■ SET PROBLEM
List all the lines in these records that hold "because".

A block of data
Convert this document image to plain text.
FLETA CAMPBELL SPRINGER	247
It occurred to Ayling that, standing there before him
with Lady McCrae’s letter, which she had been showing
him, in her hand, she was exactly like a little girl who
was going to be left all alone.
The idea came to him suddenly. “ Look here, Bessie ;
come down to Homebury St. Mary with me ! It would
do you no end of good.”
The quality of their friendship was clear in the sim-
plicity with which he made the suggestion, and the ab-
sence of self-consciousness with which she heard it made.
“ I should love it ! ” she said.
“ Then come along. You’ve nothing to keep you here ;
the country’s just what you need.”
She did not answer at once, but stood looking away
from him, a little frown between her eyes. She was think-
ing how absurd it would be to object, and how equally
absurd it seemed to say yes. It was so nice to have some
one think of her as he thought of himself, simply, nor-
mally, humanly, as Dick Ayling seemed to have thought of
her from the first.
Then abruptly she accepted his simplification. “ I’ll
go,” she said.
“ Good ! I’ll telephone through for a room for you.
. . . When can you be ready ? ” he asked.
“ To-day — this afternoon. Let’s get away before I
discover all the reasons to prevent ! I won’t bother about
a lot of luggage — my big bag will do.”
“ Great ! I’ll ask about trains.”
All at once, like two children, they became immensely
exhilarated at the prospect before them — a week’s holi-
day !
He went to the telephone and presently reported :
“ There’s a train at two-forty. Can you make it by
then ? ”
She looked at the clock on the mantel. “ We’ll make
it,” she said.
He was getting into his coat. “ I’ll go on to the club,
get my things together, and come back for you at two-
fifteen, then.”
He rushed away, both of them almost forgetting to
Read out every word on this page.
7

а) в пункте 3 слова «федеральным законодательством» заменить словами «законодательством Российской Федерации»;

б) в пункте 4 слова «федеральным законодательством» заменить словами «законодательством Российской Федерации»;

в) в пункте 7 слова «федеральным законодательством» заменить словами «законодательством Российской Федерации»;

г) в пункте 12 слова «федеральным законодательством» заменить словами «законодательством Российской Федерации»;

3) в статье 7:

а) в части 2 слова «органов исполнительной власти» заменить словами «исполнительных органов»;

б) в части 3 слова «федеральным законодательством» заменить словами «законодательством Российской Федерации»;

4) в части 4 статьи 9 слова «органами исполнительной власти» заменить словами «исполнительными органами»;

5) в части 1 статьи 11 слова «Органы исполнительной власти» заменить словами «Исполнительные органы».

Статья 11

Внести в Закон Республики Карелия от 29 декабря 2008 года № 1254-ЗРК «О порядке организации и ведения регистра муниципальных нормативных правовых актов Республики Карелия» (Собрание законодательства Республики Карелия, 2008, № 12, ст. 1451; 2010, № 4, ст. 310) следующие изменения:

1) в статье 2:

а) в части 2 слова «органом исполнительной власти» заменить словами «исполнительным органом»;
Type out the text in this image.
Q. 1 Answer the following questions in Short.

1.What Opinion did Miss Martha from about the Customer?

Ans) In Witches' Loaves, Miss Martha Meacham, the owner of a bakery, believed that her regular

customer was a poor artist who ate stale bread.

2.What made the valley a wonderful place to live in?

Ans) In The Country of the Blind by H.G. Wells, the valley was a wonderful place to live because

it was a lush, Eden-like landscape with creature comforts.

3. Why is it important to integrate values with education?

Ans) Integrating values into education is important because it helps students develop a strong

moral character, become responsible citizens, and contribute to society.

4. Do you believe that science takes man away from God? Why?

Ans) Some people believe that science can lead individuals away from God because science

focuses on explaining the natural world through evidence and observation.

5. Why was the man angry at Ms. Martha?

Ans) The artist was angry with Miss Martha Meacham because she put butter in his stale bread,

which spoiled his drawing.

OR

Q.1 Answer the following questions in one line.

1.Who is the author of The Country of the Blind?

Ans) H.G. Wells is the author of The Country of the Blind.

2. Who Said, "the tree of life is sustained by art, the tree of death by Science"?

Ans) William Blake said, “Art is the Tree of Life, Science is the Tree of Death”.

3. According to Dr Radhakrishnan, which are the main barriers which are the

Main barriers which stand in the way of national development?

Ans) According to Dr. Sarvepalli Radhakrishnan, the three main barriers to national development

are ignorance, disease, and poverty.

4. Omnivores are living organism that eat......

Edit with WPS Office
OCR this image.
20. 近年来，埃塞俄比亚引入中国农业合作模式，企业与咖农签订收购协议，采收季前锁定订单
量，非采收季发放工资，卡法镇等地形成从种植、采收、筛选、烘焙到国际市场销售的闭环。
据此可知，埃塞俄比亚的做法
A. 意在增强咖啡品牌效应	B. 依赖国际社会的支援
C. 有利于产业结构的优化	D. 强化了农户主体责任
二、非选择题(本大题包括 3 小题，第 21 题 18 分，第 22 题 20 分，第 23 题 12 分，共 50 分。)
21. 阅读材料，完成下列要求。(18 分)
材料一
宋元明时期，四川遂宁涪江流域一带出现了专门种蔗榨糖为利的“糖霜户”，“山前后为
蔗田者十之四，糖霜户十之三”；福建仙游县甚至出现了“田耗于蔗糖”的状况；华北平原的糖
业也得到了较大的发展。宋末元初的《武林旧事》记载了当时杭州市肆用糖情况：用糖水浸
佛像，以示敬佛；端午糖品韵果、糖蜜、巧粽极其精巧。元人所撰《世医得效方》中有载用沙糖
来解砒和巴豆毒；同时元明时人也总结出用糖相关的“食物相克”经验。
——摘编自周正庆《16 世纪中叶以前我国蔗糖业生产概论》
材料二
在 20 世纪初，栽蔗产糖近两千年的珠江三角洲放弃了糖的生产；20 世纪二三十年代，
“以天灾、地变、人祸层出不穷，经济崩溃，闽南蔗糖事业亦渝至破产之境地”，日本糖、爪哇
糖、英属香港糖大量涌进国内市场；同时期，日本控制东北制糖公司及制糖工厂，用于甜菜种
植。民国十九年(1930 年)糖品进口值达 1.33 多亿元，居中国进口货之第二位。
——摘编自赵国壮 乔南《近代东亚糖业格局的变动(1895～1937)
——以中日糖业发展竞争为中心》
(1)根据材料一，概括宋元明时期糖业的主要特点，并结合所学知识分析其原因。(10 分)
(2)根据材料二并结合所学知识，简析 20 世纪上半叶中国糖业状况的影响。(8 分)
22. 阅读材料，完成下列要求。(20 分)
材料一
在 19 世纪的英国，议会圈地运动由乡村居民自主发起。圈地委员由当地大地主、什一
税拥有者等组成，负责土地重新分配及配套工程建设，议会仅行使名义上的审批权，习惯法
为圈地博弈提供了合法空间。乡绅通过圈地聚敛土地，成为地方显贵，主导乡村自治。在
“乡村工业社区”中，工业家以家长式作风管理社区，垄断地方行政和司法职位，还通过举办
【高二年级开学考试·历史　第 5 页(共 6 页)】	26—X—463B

■ CORRECT RESPONSE
Ans) In The Country of the Blind by H.G. Wells, the valley was a wonderful place to live because
Ans) Integrating values into education is important because it helps students develop a strong
Ans) Some people believe that science can lead individuals away from God because science
Ans) The artist was angry with Miss Martha Meacham because she put butter in his stale bread,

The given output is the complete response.